--- RECORDS FOR THE TASK ---
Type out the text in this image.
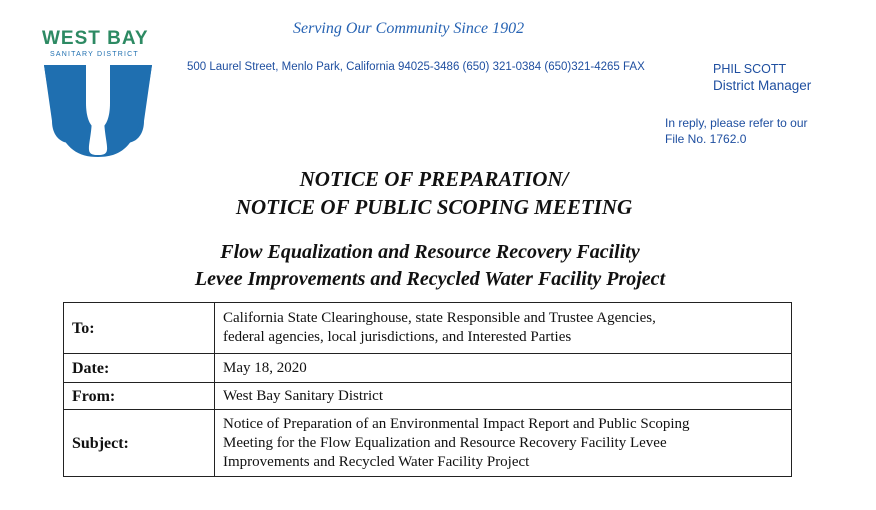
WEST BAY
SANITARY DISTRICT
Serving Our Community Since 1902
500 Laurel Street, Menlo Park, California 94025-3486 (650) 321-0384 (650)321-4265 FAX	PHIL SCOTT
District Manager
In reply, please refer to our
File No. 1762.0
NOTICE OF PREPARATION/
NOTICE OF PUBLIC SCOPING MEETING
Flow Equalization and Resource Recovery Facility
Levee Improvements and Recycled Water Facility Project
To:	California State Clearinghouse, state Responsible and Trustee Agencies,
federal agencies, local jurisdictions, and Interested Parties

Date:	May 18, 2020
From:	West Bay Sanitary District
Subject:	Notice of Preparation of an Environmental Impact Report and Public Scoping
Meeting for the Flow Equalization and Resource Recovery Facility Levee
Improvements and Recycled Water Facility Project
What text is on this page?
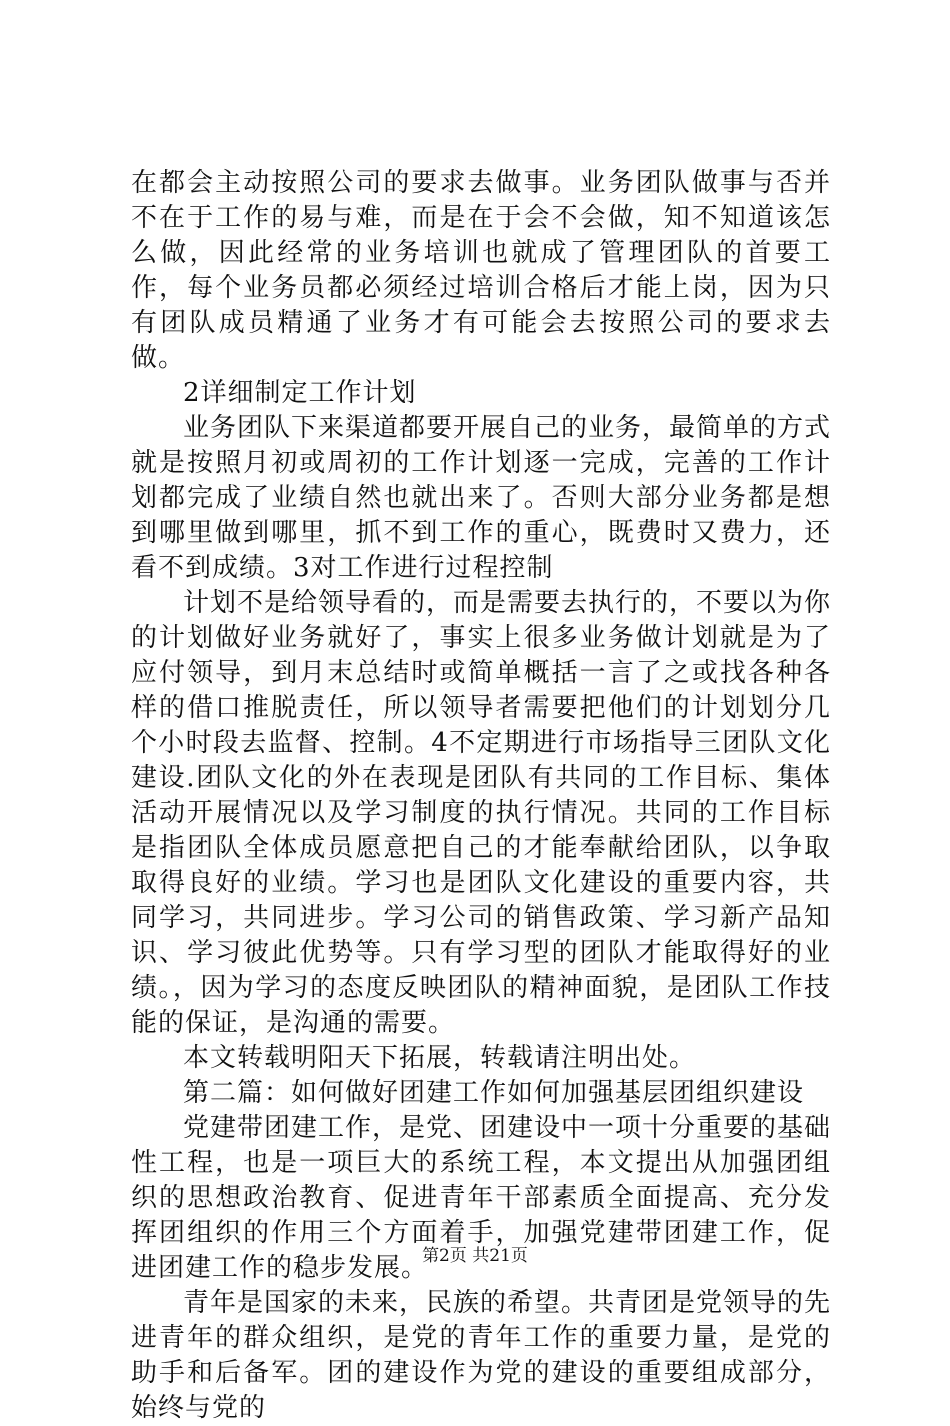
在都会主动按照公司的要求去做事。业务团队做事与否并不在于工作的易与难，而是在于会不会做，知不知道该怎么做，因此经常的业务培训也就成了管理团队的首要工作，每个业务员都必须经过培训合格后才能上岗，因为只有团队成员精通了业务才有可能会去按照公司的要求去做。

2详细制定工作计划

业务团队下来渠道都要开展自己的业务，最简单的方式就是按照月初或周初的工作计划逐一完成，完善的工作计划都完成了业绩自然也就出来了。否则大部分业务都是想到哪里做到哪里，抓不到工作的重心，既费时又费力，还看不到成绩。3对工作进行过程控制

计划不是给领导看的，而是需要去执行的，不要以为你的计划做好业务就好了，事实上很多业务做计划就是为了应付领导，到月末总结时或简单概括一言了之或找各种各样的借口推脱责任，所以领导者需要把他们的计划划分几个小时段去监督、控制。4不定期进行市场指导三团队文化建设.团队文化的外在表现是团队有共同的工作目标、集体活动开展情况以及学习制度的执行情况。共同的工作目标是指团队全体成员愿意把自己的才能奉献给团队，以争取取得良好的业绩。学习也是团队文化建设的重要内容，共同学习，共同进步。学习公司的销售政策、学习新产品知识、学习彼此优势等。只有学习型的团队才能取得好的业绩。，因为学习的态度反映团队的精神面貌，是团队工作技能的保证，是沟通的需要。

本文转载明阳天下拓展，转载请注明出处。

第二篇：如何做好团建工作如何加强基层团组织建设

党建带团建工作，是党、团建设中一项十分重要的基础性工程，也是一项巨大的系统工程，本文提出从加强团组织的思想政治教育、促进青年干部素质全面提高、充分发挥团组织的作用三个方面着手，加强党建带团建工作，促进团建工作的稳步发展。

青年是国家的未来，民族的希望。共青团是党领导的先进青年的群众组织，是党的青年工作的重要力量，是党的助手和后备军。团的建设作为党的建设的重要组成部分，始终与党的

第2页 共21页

--- STATED PROBLEM ---
Return the material word for word. Pictures are not part of the copy.

--- EXERCISE OUTPUT ---
Type out the text in this image.
WEST BAY
SANITARY DISTRICT
Serving Our Community Since 1902
500 Laurel Street, Menlo Park, California 94025-3486 (650) 321-0384 (650)321-4265 FAX	PHIL SCOTT
District Manager
In reply, please refer to our
File No. 1762.0
NOTICE OF PREPARATION/
NOTICE OF PUBLIC SCOPING MEETING
Flow Equalization and Resource Recovery Facility
Levee Improvements and Recycled Water Facility Project
To:	California State Clearinghouse, state Responsible and Trustee Agencies,
federal agencies, local jurisdictions, and Interested Parties

Date:	May 18, 2020
From:	West Bay Sanitary District
Subject:	Notice of Preparation of an Environmental Impact Report and Public Scoping
Meeting for the Flow Equalization and Resource Recovery Facility Levee
Improvements and Recycled Water Facility Project
What text is on this page?
在都会主动按照公司的要求去做事。业务团队做事与否并不在于工作的易与难，而是在于会不会做，知不知道该怎么做，因此经常的业务培训也就成了管理团队的首要工作，每个业务员都必须经过培训合格后才能上岗，因为只有团队成员精通了业务才有可能会去按照公司的要求去做。

2详细制定工作计划

业务团队下来渠道都要开展自己的业务，最简单的方式就是按照月初或周初的工作计划逐一完成，完善的工作计划都完成了业绩自然也就出来了。否则大部分业务都是想到哪里做到哪里，抓不到工作的重心，既费时又费力，还看不到成绩。3对工作进行过程控制

计划不是给领导看的，而是需要去执行的，不要以为你的计划做好业务就好了，事实上很多业务做计划就是为了应付领导，到月末总结时或简单概括一言了之或找各种各样的借口推脱责任，所以领导者需要把他们的计划划分几个小时段去监督、控制。4不定期进行市场指导三团队文化建设.团队文化的外在表现是团队有共同的工作目标、集体活动开展情况以及学习制度的执行情况。共同的工作目标是指团队全体成员愿意把自己的才能奉献给团队，以争取取得良好的业绩。学习也是团队文化建设的重要内容，共同学习，共同进步。学习公司的销售政策、学习新产品知识、学习彼此优势等。只有学习型的团队才能取得好的业绩。，因为学习的态度反映团队的精神面貌，是团队工作技能的保证，是沟通的需要。

本文转载明阳天下拓展，转载请注明出处。

第二篇：如何做好团建工作如何加强基层团组织建设

党建带团建工作，是党、团建设中一项十分重要的基础性工程，也是一项巨大的系统工程，本文提出从加强团组织的思想政治教育、促进青年干部素质全面提高、充分发挥团组织的作用三个方面着手，加强党建带团建工作，促进团建工作的稳步发展。

青年是国家的未来，民族的希望。共青团是党领导的先进青年的群众组织，是党的青年工作的重要力量，是党的助手和后备军。团的建设作为党的建设的重要组成部分，始终与党的

第2页 共21页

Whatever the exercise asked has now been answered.